→ **Stated goal**:
Search the material below for the word "Transportation". Copy every line that has it.
____ Records supplied
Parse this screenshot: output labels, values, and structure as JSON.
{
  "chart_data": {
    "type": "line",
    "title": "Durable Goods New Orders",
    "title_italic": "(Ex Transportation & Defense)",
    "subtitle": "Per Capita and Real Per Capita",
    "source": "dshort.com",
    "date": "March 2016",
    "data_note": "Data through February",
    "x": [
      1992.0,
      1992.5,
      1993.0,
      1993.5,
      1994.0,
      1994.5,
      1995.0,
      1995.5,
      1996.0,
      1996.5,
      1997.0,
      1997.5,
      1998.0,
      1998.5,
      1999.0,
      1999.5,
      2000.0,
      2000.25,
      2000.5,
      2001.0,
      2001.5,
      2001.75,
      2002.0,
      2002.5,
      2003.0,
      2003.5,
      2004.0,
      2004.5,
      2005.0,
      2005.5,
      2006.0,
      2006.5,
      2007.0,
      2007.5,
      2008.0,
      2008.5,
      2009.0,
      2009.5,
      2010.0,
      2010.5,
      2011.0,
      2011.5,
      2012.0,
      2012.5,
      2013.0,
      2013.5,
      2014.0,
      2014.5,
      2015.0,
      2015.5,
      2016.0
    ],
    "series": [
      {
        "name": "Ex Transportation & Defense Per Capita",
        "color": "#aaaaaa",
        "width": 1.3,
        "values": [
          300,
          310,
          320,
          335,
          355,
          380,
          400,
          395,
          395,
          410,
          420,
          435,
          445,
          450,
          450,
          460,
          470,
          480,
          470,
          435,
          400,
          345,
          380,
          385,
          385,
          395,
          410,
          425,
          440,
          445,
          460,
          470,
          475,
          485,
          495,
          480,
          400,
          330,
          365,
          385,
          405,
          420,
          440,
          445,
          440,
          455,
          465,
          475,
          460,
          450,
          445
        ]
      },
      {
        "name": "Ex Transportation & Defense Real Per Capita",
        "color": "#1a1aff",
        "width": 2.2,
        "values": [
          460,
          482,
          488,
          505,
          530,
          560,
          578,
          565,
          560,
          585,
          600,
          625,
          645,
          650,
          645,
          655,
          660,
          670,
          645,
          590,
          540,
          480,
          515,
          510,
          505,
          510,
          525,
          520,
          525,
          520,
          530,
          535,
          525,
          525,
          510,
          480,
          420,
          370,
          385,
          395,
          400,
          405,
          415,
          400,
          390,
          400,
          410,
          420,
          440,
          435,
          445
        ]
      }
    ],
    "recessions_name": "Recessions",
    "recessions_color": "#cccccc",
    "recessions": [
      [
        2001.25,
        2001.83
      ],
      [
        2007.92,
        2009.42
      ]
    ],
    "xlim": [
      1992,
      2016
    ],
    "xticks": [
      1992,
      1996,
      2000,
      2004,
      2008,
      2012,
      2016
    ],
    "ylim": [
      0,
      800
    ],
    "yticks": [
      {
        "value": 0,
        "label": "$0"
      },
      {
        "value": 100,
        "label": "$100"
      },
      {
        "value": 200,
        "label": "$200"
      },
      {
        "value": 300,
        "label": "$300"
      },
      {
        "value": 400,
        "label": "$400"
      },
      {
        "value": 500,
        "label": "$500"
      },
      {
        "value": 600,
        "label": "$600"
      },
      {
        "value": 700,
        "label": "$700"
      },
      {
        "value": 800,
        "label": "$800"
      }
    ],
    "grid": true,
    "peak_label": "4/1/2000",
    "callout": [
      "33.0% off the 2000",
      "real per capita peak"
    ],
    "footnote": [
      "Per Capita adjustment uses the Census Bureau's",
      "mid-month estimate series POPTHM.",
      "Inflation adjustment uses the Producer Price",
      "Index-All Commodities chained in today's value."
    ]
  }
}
________
→ **Right answer**:
    "title_italic": "(Ex Transportation & Defense)",
        "name": "Ex Transportation & Defense Per Capita",
        "name": "Ex Transportation & Defense Real Per Capita",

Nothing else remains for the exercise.